● **DATASET RECORDS**

□ □ □ □ □ □ □

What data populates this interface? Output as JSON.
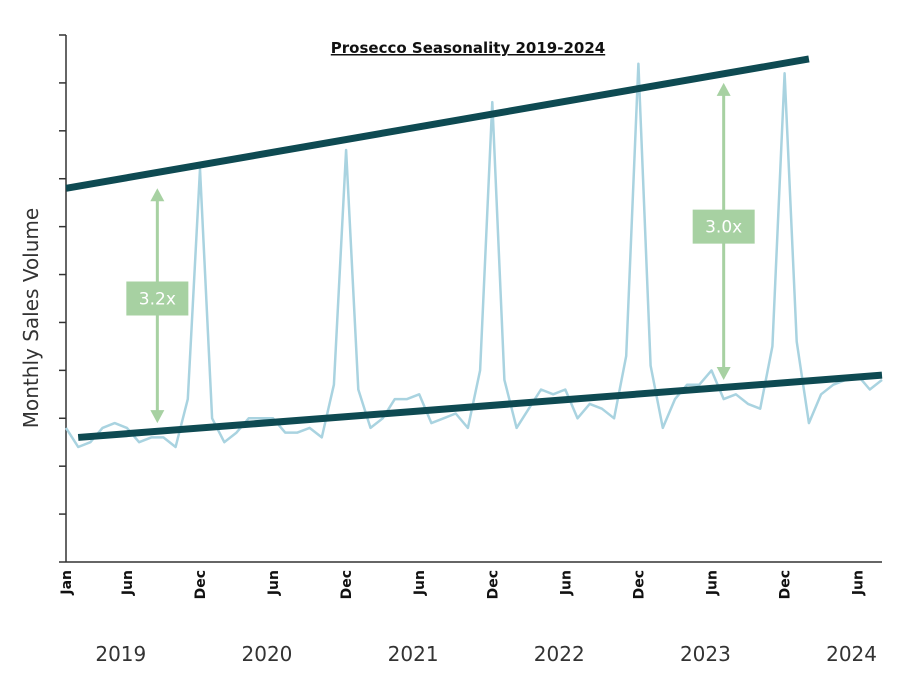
{
  "chart_data": {
    "type": "line",
    "title": "Prosecco Seasonality 2019-2024",
    "xlabel": "",
    "ylabel": "Monthly Sales Volume",
    "ylim": [
      0,
      11
    ],
    "grid": false,
    "month_ticks": [
      {
        "label": "Jan",
        "x": 0
      },
      {
        "label": "Jun",
        "x": 5
      },
      {
        "label": "Dec",
        "x": 11
      },
      {
        "label": "Jun",
        "x": 17
      },
      {
        "label": "Dec",
        "x": 23
      },
      {
        "label": "Jun",
        "x": 29
      },
      {
        "label": "Dec",
        "x": 35
      },
      {
        "label": "Jun",
        "x": 41
      },
      {
        "label": "Dec",
        "x": 47
      },
      {
        "label": "Jun",
        "x": 53
      },
      {
        "label": "Dec",
        "x": 59
      },
      {
        "label": "Jun",
        "x": 65
      }
    ],
    "year_labels": [
      {
        "label": "2019",
        "x": 4.5
      },
      {
        "label": "2020",
        "x": 16.5
      },
      {
        "label": "2021",
        "x": 28.5
      },
      {
        "label": "2022",
        "x": 40.5
      },
      {
        "label": "2023",
        "x": 52.5
      },
      {
        "label": "2024",
        "x": 64.5
      }
    ],
    "x_range": [
      0,
      67
    ],
    "series": [
      {
        "color": "#a9d3e0",
        "values": [
          2.8,
          2.4,
          2.5,
          2.8,
          2.9,
          2.8,
          2.5,
          2.6,
          2.6,
          2.4,
          3.4,
          8.2,
          3.0,
          2.5,
          2.7,
          3.0,
          3.0,
          3.0,
          2.7,
          2.7,
          2.8,
          2.6,
          3.7,
          8.6,
          3.6,
          2.8,
          3.0,
          3.4,
          3.4,
          3.5,
          2.9,
          3.0,
          3.1,
          2.8,
          4.0,
          9.6,
          3.8,
          2.8,
          3.2,
          3.6,
          3.5,
          3.6,
          3.0,
          3.3,
          3.2,
          3.0,
          4.3,
          10.4,
          4.1,
          2.8,
          3.4,
          3.7,
          3.7,
          4.0,
          3.4,
          3.5,
          3.3,
          3.2,
          4.5,
          10.2,
          4.6,
          2.9,
          3.5,
          3.7,
          3.8,
          3.9,
          3.6,
          3.8
        ]
      }
    ],
    "trendlines": [
      {
        "name": "upper",
        "color": "#0e4a52",
        "points": [
          [
            0,
            7.8
          ],
          [
            61,
            10.5
          ]
        ]
      },
      {
        "name": "lower",
        "color": "#0e4a52",
        "points": [
          [
            1,
            2.6
          ],
          [
            67,
            3.9
          ]
        ]
      }
    ],
    "annotations": [
      {
        "label": "3.2x",
        "x": 7.5,
        "y_from": 7.8,
        "y_to": 2.9,
        "label_y": 5.5,
        "color": "#a7d1a2"
      },
      {
        "label": "3.0x",
        "x": 54,
        "y_from": 10.0,
        "y_to": 3.8,
        "label_y": 7.0,
        "color": "#a7d1a2"
      }
    ]
  }
}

□ □ □ □ □ □ □

Images in the data above are to be skipped. Retype all other material exactly.

● **RESPONSE TO THE TASK**
What data populates this interface? Output as JSON.
{
  "chart_data": {
    "type": "line",
    "title": "Prosecco Seasonality 2019-2024",
    "xlabel": "",
    "ylabel": "Monthly Sales Volume",
    "ylim": [
      0,
      11
    ],
    "grid": false,
    "month_ticks": [
      {
        "label": "Jan",
        "x": 0
      },
      {
        "label": "Jun",
        "x": 5
      },
      {
        "label": "Dec",
        "x": 11
      },
      {
        "label": "Jun",
        "x": 17
      },
      {
        "label": "Dec",
        "x": 23
      },
      {
        "label": "Jun",
        "x": 29
      },
      {
        "label": "Dec",
        "x": 35
      },
      {
        "label": "Jun",
        "x": 41
      },
      {
        "label": "Dec",
        "x": 47
      },
      {
        "label": "Jun",
        "x": 53
      },
      {
        "label": "Dec",
        "x": 59
      },
      {
        "label": "Jun",
        "x": 65
      }
    ],
    "year_labels": [
      {
        "label": "2019",
        "x": 4.5
      },
      {
        "label": "2020",
        "x": 16.5
      },
      {
        "label": "2021",
        "x": 28.5
      },
      {
        "label": "2022",
        "x": 40.5
      },
      {
        "label": "2023",
        "x": 52.5
      },
      {
        "label": "2024",
        "x": 64.5
      }
    ],
    "x_range": [
      0,
      67
    ],
    "series": [
      {
        "color": "#a9d3e0",
        "values": [
          2.8,
          2.4,
          2.5,
          2.8,
          2.9,
          2.8,
          2.5,
          2.6,
          2.6,
          2.4,
          3.4,
          8.2,
          3.0,
          2.5,
          2.7,
          3.0,
          3.0,
          3.0,
          2.7,
          2.7,
          2.8,
          2.6,
          3.7,
          8.6,
          3.6,
          2.8,
          3.0,
          3.4,
          3.4,
          3.5,
          2.9,
          3.0,
          3.1,
          2.8,
          4.0,
          9.6,
          3.8,
          2.8,
          3.2,
          3.6,
          3.5,
          3.6,
          3.0,
          3.3,
          3.2,
          3.0,
          4.3,
          10.4,
          4.1,
          2.8,
          3.4,
          3.7,
          3.7,
          4.0,
          3.4,
          3.5,
          3.3,
          3.2,
          4.5,
          10.2,
          4.6,
          2.9,
          3.5,
          3.7,
          3.8,
          3.9,
          3.6,
          3.8
        ]
      }
    ],
    "trendlines": [
      {
        "name": "upper",
        "color": "#0e4a52",
        "points": [
          [
            0,
            7.8
          ],
          [
            61,
            10.5
          ]
        ]
      },
      {
        "name": "lower",
        "color": "#0e4a52",
        "points": [
          [
            1,
            2.6
          ],
          [
            67,
            3.9
          ]
        ]
      }
    ],
    "annotations": [
      {
        "label": "3.2x",
        "x": 7.5,
        "y_from": 7.8,
        "y_to": 2.9,
        "label_y": 5.5,
        "color": "#a7d1a2"
      },
      {
        "label": "3.0x",
        "x": 54,
        "y_from": 10.0,
        "y_to": 3.8,
        "label_y": 7.0,
        "color": "#a7d1a2"
      }
    ]
  }
}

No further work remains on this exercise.